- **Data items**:
____________________
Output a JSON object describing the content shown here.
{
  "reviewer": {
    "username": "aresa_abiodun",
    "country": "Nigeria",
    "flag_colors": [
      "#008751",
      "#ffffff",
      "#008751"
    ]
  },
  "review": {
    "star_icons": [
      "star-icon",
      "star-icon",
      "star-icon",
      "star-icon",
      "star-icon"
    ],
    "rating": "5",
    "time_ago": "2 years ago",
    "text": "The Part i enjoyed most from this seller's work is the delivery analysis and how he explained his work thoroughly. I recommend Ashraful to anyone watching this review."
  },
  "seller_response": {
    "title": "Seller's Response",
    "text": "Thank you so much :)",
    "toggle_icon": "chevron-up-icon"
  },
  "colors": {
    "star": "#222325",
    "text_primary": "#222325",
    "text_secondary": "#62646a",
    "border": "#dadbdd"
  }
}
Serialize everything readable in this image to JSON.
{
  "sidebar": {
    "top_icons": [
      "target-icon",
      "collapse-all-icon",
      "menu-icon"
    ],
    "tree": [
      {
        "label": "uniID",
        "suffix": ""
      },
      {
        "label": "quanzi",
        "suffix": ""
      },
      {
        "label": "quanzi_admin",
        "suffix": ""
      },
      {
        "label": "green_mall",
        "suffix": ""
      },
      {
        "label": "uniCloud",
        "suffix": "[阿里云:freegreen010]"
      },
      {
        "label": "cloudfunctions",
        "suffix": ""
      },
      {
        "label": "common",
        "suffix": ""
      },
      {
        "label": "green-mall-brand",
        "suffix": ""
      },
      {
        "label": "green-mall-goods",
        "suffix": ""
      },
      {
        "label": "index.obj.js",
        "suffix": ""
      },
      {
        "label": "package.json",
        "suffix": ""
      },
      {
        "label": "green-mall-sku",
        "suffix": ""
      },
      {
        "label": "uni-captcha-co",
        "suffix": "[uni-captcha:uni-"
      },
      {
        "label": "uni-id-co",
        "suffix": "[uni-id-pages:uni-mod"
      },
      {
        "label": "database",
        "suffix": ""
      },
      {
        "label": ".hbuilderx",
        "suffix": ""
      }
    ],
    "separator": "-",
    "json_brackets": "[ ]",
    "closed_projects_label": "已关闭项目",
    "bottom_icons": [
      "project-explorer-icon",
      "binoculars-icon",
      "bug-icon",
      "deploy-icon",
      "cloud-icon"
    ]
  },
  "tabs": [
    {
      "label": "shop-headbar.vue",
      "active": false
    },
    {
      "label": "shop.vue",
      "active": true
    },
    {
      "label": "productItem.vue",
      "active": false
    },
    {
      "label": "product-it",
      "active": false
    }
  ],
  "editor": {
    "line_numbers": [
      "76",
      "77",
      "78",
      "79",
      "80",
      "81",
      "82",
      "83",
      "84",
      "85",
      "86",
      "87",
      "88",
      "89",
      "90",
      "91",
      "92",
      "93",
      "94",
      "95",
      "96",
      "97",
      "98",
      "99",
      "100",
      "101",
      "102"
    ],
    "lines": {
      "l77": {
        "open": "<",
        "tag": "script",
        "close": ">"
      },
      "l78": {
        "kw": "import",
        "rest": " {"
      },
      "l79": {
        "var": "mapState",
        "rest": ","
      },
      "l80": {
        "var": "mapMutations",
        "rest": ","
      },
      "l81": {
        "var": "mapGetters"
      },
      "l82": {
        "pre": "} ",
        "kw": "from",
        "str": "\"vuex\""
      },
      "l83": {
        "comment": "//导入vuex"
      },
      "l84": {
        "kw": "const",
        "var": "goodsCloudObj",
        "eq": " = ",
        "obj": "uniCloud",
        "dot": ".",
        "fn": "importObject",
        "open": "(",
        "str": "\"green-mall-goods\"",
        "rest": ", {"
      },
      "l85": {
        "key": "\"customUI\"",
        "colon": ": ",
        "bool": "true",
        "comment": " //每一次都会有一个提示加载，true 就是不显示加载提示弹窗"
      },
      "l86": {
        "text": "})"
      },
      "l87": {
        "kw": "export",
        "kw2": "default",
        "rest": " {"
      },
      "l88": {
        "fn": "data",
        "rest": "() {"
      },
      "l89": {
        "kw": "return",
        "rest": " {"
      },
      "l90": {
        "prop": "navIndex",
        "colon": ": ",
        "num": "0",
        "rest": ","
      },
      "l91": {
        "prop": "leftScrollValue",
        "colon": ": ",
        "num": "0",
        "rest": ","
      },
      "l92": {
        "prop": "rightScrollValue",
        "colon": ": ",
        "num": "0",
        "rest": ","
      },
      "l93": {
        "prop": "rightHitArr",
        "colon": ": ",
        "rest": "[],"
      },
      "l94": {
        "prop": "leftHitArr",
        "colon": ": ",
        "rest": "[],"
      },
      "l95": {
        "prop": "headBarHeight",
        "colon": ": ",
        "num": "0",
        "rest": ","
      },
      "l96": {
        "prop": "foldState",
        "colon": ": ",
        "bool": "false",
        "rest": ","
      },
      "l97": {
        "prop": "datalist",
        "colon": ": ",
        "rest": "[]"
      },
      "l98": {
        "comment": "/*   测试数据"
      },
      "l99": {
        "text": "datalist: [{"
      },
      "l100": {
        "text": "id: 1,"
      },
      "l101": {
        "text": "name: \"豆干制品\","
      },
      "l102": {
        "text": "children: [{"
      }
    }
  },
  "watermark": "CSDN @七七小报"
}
____________________
- **Your objective**: All the entries above need to be reproduced exactly.

- **Full answer**:
Output a JSON object describing the content shown here.
{
  "reviewer": {
    "username": "aresa_abiodun",
    "country": "Nigeria",
    "flag_colors": [
      "#008751",
      "#ffffff",
      "#008751"
    ]
  },
  "review": {
    "star_icons": [
      "star-icon",
      "star-icon",
      "star-icon",
      "star-icon",
      "star-icon"
    ],
    "rating": "5",
    "time_ago": "2 years ago",
    "text": "The Part i enjoyed most from this seller's work is the delivery analysis and how he explained his work thoroughly. I recommend Ashraful to anyone watching this review."
  },
  "seller_response": {
    "title": "Seller's Response",
    "text": "Thank you so much :)",
    "toggle_icon": "chevron-up-icon"
  },
  "colors": {
    "star": "#222325",
    "text_primary": "#222325",
    "text_secondary": "#62646a",
    "border": "#dadbdd"
  }
}
Serialize everything readable in this image to JSON.
{
  "sidebar": {
    "top_icons": [
      "target-icon",
      "collapse-all-icon",
      "menu-icon"
    ],
    "tree": [
      {
        "label": "uniID",
        "suffix": ""
      },
      {
        "label": "quanzi",
        "suffix": ""
      },
      {
        "label": "quanzi_admin",
        "suffix": ""
      },
      {
        "label": "green_mall",
        "suffix": ""
      },
      {
        "label": "uniCloud",
        "suffix": "[阿里云:freegreen010]"
      },
      {
        "label": "cloudfunctions",
        "suffix": ""
      },
      {
        "label": "common",
        "suffix": ""
      },
      {
        "label": "green-mall-brand",
        "suffix": ""
      },
      {
        "label": "green-mall-goods",
        "suffix": ""
      },
      {
        "label": "index.obj.js",
        "suffix": ""
      },
      {
        "label": "package.json",
        "suffix": ""
      },
      {
        "label": "green-mall-sku",
        "suffix": ""
      },
      {
        "label": "uni-captcha-co",
        "suffix": "[uni-captcha:uni-"
      },
      {
        "label": "uni-id-co",
        "suffix": "[uni-id-pages:uni-mod"
      },
      {
        "label": "database",
        "suffix": ""
      },
      {
        "label": ".hbuilderx",
        "suffix": ""
      }
    ],
    "separator": "-",
    "json_brackets": "[ ]",
    "closed_projects_label": "已关闭项目",
    "bottom_icons": [
      "project-explorer-icon",
      "binoculars-icon",
      "bug-icon",
      "deploy-icon",
      "cloud-icon"
    ]
  },
  "tabs": [
    {
      "label": "shop-headbar.vue",
      "active": false
    },
    {
      "label": "shop.vue",
      "active": true
    },
    {
      "label": "productItem.vue",
      "active": false
    },
    {
      "label": "product-it",
      "active": false
    }
  ],
  "editor": {
    "line_numbers": [
      "76",
      "77",
      "78",
      "79",
      "80",
      "81",
      "82",
      "83",
      "84",
      "85",
      "86",
      "87",
      "88",
      "89",
      "90",
      "91",
      "92",
      "93",
      "94",
      "95",
      "96",
      "97",
      "98",
      "99",
      "100",
      "101",
      "102"
    ],
    "lines": {
      "l77": {
        "open": "<",
        "tag": "script",
        "close": ">"
      },
      "l78": {
        "kw": "import",
        "rest": " {"
      },
      "l79": {
        "var": "mapState",
        "rest": ","
      },
      "l80": {
        "var": "mapMutations",
        "rest": ","
      },
      "l81": {
        "var": "mapGetters"
      },
      "l82": {
        "pre": "} ",
        "kw": "from",
        "str": "\"vuex\""
      },
      "l83": {
        "comment": "//导入vuex"
      },
      "l84": {
        "kw": "const",
        "var": "goodsCloudObj",
        "eq": " = ",
        "obj": "uniCloud",
        "dot": ".",
        "fn": "importObject",
        "open": "(",
        "str": "\"green-mall-goods\"",
        "rest": ", {"
      },
      "l85": {
        "key": "\"customUI\"",
        "colon": ": ",
        "bool": "true",
        "comment": " //每一次都会有一个提示加载，true 就是不显示加载提示弹窗"
      },
      "l86": {
        "text": "})"
      },
      "l87": {
        "kw": "export",
        "kw2": "default",
        "rest": " {"
      },
      "l88": {
        "fn": "data",
        "rest": "() {"
      },
      "l89": {
        "kw": "return",
        "rest": " {"
      },
      "l90": {
        "prop": "navIndex",
        "colon": ": ",
        "num": "0",
        "rest": ","
      },
      "l91": {
        "prop": "leftScrollValue",
        "colon": ": ",
        "num": "0",
        "rest": ","
      },
      "l92": {
        "prop": "rightScrollValue",
        "colon": ": ",
        "num": "0",
        "rest": ","
      },
      "l93": {
        "prop": "rightHitArr",
        "colon": ": ",
        "rest": "[],"
      },
      "l94": {
        "prop": "leftHitArr",
        "colon": ": ",
        "rest": "[],"
      },
      "l95": {
        "prop": "headBarHeight",
        "colon": ": ",
        "num": "0",
        "rest": ","
      },
      "l96": {
        "prop": "foldState",
        "colon": ": ",
        "bool": "false",
        "rest": ","
      },
      "l97": {
        "prop": "datalist",
        "colon": ": ",
        "rest": "[]"
      },
      "l98": {
        "comment": "/*   测试数据"
      },
      "l99": {
        "text": "datalist: [{"
      },
      "l100": {
        "text": "id: 1,"
      },
      "l101": {
        "text": "name: \"豆干制品\","
      },
      "l102": {
        "text": "children: [{"
      }
    }
  },
  "watermark": "CSDN @七七小报"
}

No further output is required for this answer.